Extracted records
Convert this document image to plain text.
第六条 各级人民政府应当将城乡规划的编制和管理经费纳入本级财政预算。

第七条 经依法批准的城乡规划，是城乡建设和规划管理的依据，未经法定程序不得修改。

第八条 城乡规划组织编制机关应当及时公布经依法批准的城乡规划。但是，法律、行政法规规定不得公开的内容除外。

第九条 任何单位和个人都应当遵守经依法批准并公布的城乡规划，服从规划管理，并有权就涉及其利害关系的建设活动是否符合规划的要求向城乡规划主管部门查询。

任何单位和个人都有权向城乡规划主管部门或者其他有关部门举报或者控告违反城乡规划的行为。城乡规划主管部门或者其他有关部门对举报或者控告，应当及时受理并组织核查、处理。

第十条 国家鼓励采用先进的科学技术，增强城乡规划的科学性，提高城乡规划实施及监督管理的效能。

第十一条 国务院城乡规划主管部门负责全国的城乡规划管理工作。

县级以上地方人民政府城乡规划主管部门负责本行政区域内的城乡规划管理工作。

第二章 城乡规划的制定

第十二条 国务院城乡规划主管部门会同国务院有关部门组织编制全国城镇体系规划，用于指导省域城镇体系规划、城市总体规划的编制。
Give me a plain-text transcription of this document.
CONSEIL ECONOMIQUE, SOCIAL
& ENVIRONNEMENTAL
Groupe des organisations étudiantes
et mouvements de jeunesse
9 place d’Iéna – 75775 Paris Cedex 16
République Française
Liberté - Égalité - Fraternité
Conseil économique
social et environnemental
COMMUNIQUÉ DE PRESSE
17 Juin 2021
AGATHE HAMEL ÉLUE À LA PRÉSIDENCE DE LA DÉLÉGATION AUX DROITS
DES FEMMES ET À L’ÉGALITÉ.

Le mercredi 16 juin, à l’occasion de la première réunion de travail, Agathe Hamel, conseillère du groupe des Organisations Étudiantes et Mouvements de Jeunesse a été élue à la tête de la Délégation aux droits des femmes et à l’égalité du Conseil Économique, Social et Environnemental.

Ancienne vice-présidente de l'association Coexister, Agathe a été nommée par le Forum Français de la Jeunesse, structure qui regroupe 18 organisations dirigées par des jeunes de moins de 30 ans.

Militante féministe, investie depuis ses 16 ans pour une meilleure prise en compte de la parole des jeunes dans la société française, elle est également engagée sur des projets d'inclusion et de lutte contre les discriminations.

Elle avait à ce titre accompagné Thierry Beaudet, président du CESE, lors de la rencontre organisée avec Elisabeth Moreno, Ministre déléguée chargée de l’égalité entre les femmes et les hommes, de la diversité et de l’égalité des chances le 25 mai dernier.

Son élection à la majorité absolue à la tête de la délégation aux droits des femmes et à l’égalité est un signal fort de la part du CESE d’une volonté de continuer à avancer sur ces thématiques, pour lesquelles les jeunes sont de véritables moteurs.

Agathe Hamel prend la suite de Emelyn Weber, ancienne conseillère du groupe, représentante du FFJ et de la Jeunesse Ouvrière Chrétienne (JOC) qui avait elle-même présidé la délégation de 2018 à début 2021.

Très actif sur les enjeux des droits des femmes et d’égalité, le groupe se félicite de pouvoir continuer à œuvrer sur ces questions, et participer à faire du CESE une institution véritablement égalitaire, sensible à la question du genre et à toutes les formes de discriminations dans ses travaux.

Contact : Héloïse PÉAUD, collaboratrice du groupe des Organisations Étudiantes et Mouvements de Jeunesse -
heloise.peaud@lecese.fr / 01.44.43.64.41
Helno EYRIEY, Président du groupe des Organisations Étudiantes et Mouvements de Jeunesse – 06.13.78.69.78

## THE PROBLEM
Output nothing but the number of lines in the data containing the string "avait".

## REPLY TO THE TASK
2